_Document passage_
★ ★ ★ ★
Oxtails used to be one of those delicacies that only poor people ate. We had oxtail soup a lot (basically oxtails, water, tomatoes, onions, potatoes, carrots, barley, and whatever vegetables we had on hand). We always said, in our family, that rich people didn't know what they were missing!  Then some rich people got a taste of them, and they suddenly became a gourmet food and most of us can no longer afford them unless there is a good sale!


----------



## Margi Cintrano (Apr 26, 2012)

*Traditional Andalusian Ox Tail Stew Recipe*

   Good Afternoon, 

Firstly, thanks so much for the interesting post and feedback.

Of course, we realise that RABO DE TORO is quite a bit different in Andalusia, Spain than it is in the USA ... The animal is a special Bull ( not an Ox or Water Buffalo nor considered cattle) and has been bred for centuries for strength and weight ( 500 kilos plus ). 

This slow cooked simmered for hours dish is prepared with the following ingredients :

1.5 Kilos of Oxtails or Andalusian Bulls´ tails
2 ounces  all purpose flour
salt and black pepper
parsley
Smoked chili pepper from La Vera called Pimentón Dulce ( sweet ) 
2 large carrots
2 small potatoes
4 cloves minced garlic
4 large tomatoes red, ripe and juicy 
2 tsps. tomato paste ( jar if available in your region verses can )
6 fl. oz. Sherry from Designation of Origin Jeréz de La Frontera 
1 bay leaf
1 tsp. thyme 
1 tsp. rosemary 

*** COOKING TIME: 3 hours slow cooking stove top 
*** Note: Sauté meat in dredged flour and shake off excess. 

Kind regards and look forward to hear about your melt in your mouth lunch. 

Margi Cintrano.


----------
★ ★ ★ ★
_Directions_
**1)** Please change "oxtail soup" to "beef stew" in the stretch of the oxtail thread from "Oxtails used to" through "post and feedback.", and give that stretch again.
**2)** Translate this sentence from the oxtail thread into Spanish: "We always said, in our family, that rich people didn't know what they were missing!"
These entries have no connection to the oxtail thread.

(Records from a collection)
★ ★ ★ ★
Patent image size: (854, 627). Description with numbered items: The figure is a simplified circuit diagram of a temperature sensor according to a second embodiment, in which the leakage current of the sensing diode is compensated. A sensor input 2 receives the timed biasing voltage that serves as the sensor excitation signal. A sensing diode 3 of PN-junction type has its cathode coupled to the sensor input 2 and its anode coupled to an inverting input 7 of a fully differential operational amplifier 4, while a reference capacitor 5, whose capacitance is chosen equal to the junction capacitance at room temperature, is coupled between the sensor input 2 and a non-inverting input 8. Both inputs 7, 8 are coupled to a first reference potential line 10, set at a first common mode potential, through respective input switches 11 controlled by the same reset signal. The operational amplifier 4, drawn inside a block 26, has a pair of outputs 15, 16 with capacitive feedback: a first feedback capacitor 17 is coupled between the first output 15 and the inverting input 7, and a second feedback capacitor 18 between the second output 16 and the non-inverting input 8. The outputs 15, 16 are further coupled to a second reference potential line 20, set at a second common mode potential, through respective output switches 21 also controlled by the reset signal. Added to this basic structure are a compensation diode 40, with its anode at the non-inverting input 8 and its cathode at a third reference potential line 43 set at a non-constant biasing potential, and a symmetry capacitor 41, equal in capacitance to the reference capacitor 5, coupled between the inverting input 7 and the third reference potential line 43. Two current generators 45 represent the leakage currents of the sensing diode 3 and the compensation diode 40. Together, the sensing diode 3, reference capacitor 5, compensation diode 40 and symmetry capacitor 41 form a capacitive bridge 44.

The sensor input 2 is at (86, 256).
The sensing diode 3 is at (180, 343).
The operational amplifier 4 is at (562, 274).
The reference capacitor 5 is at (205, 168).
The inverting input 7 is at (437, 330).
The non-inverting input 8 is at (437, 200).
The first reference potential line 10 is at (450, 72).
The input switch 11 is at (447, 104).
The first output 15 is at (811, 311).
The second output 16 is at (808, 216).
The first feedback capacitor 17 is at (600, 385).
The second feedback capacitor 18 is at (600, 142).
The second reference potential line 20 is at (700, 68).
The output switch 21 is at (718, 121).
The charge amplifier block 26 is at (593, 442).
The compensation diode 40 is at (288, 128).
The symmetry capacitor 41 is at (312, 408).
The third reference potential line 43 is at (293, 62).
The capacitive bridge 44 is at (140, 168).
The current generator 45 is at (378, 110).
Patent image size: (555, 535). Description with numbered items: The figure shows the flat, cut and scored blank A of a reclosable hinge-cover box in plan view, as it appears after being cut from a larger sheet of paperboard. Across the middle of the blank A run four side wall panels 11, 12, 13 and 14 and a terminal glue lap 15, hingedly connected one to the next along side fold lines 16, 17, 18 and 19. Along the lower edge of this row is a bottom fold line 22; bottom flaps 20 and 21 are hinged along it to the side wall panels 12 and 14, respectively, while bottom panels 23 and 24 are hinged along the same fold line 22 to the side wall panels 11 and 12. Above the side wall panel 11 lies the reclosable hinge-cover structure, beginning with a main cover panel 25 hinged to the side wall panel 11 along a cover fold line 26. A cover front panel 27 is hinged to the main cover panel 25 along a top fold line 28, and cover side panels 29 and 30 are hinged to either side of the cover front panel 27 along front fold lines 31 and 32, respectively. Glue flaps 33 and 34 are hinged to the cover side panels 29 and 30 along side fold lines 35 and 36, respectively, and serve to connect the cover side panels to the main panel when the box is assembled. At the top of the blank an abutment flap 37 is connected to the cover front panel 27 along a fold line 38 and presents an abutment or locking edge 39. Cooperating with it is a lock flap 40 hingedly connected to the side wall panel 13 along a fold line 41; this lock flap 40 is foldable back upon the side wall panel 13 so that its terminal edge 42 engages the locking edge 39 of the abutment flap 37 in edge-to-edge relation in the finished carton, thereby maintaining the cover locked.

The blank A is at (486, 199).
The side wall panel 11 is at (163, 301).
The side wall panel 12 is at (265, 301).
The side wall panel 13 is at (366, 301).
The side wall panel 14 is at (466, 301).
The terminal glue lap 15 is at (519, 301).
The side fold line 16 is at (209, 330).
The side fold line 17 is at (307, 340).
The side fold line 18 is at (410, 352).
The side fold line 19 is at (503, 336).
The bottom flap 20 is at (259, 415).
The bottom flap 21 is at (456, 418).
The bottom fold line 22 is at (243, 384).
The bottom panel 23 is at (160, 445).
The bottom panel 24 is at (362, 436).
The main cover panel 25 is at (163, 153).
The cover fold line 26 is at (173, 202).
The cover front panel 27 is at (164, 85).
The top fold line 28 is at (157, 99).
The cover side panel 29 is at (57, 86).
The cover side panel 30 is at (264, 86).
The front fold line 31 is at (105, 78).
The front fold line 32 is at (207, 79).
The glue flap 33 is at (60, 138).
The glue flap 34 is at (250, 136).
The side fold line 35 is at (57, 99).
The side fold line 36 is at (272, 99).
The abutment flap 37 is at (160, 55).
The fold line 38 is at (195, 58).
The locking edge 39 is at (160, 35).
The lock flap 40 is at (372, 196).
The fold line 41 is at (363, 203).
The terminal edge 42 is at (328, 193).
★ ★ ★ ★
_Per-task outputs_
**1)**
Oxtails used to be one of those delicacies that only poor people ate. We had beef stew a lot (basically oxtails, water, tomatoes, onions, potatoes, carrots, barley, and whatever vegetables we had on hand). We always said, in our family, that rich people didn't know what they were missing!  Then some rich people got a taste of them, and they suddenly became a gourmet food and most of us can no longer afford them unless there is a good sale!


----------



## Margi Cintrano (Apr 26, 2012)

*Traditional Andalusian Ox Tail Stew Recipe*

   Good Afternoon, 

Firstly, thanks so much for the interesting post and feedback.

**2)** ¡Siempre decíamos, en nuestra familia, que la gente rica no sabía lo que se estaba perdiendo!